## begin
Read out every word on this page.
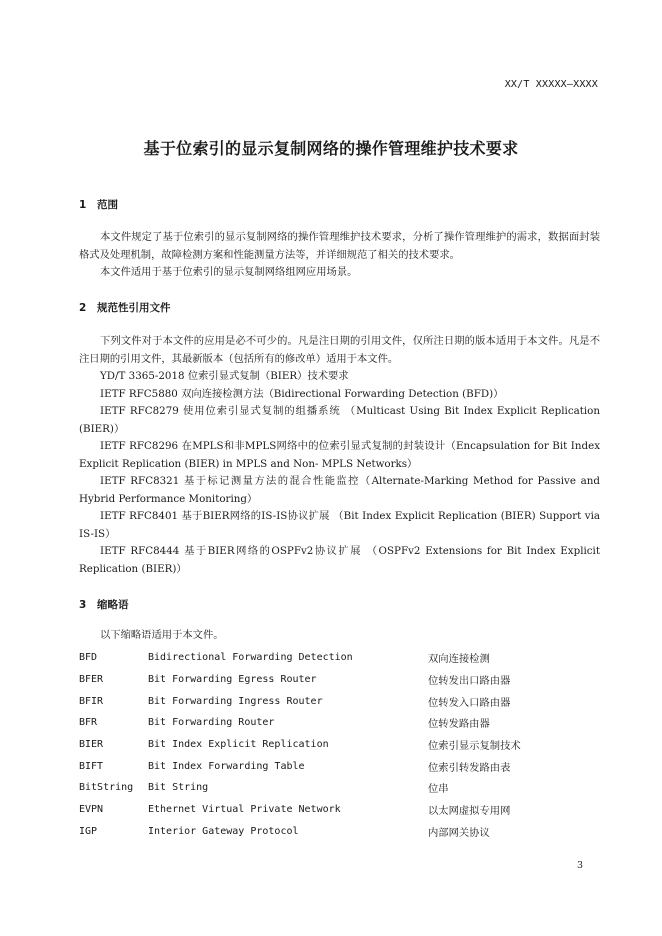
XX/T XXXXX—XXXX
基于位索引的显示复制网络的操作管理维护技术要求
1 范围

本文件规定了基于位索引的显示复制网络的操作管理维护技术要求，分析了操作管理维护的需求，数据面封装格式及处理机制，故障检测方案和性能测量方法等，并详细规范了相关的技术要求。

本文件适用于基于位索引的显示复制网络组网应用场景。

2 规范性引用文件

下列文件对于本文件的应用是必不可少的。凡是注日期的引用文件，仅所注日期的版本适用于本文件。凡是不注日期的引用文件，其最新版本（包括所有的修改单）适用于本文件。

YD/T 3365-2018 位索引显式复制（BIER）技术要求

IETF RFC5880 双向连接检测方法（Bidirectional Forwarding Detection (BFD)）

IETF RFC8279 使用位索引显式复制的组播系统 （Multicast Using Bit Index Explicit Replication (BIER)）

IETF RFC8296 在MPLS和非MPLS网络中的位索引显式复制的封装设计（Encapsulation for Bit Index Explicit Replication (BIER) in MPLS and Non- MPLS Networks）

IETF RFC8321 基于标记测量方法的混合性能监控（Alternate-Marking Method for Passive and Hybrid Performance Monitoring）

IETF RFC8401 基于BIER网络的IS-IS协议扩展 （Bit Index Explicit Replication (BIER) Support via IS-IS）

IETF RFC8444 基于BIER网络的OSPFv2协议扩展 （OSPFv2 Extensions for Bit Index Explicit Replication (BIER)）

3 缩略语

以下缩略语适用于本文件。

BFD	Bidirectional Forwarding Detection	双向连接检测
BFER	Bit Forwarding Egress Router	位转发出口路由器
BFIR	Bit Forwarding Ingress Router	位转发入口路由器
BFR	Bit Forwarding Router	位转发路由器
BIER	Bit Index Explicit Replication	位索引显示复制技术
BIFT	Bit Index Forwarding Table	位索引转发路由表
BitString	Bit String	位串
EVPN	Ethernet Virtual Private Network	以太网虚拟专用网
IGP	Interior Gateway Protocol	内部网关协议
3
## end
> Short task: From the entries above, copy every line that holds the word "Explicit".

> Exercise solution:
IETF RFC8279 使用位索引显式复制的组播系统 （Multicast Using Bit Index Explicit Replication (BIER)）
IETF RFC8296 在MPLS和非MPLS网络中的位索引显式复制的封装设计（Encapsulation for Bit Index Explicit Replication (BIER) in MPLS and Non- MPLS Networks）
IETF RFC8401 基于BIER网络的IS-IS协议扩展 （Bit Index Explicit Replication (BIER) Support via IS-IS）
IETF RFC8444 基于BIER网络的OSPFv2协议扩展 （OSPFv2 Extensions for Bit Index Explicit Replication (BIER)）
BIER	Bit Index Explicit Replication	位索引显示复制技术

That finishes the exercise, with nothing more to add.